WHAT YOU SHOULD DO:
In the text about the Kazakhstan patterns, who first discovered the Steppe Geoglyphs, and in what year?

Kazakhstan Patterns
© DigitalGlobe, via NASA
New satellite images from NASA have revealed unusual, massive patterns on the Earth's surface. The geometric shapes are located in Kazakhstan, and are estimated to be up to 8,000 years old.

The massive earthwork patterns called the Steppe Geoglyphs were originally discovered by a Kazakh economist when he was browsing Google Earth in 2007. When browsing through an otherwise empty Central Asian landscape, Dimitriy Dey found intriguing markings in the soil.

But the study of these mysterious constructs is ramping up, and even NASA has taken an interest. Two weeks ago, the space agency released clear satellite photographs of the figures from about 430 miles in the sky.

"I've never seen anything like this; I found it remarkable," Compton J. Tucker, a senior biospheric scientist for NASA who provided the archived images, told The New York Times.

The images show colossal squares, crosses, swastikas and rings, some of which reach over a kilometer in length. The oldest of these geometric shapes are estimated to have been made 8,000 years ago - over three millenniums older than the Egyptian pyramids.

DATA FOR ANALYSIS:

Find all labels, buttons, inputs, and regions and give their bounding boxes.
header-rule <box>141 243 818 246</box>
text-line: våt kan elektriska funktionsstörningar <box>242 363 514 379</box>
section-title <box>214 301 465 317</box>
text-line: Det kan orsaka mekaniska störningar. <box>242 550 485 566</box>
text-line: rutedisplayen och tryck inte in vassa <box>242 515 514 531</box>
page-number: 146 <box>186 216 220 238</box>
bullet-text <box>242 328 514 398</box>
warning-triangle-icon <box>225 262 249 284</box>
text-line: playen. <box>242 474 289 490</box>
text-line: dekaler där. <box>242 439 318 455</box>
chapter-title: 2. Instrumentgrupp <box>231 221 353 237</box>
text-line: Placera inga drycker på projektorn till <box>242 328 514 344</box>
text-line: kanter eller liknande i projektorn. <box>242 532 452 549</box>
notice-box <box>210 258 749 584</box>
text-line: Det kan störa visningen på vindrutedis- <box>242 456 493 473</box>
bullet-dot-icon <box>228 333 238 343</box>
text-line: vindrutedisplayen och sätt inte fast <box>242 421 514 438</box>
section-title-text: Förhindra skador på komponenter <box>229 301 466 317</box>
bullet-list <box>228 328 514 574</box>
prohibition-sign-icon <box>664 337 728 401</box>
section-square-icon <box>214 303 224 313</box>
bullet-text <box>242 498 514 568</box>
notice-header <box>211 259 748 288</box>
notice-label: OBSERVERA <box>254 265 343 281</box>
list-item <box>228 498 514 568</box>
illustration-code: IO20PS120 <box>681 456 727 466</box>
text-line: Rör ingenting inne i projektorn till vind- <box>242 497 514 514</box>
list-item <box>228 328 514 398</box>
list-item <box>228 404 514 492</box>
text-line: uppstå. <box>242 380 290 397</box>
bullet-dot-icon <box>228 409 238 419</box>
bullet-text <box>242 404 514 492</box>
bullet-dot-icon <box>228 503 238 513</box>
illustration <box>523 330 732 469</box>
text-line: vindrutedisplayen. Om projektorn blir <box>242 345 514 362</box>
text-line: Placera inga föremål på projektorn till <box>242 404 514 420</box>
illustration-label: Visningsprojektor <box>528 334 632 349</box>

RESULT OF THE EXERCISE:
Dimitriy Dey, a Kazakh economist, discovered them in 2007.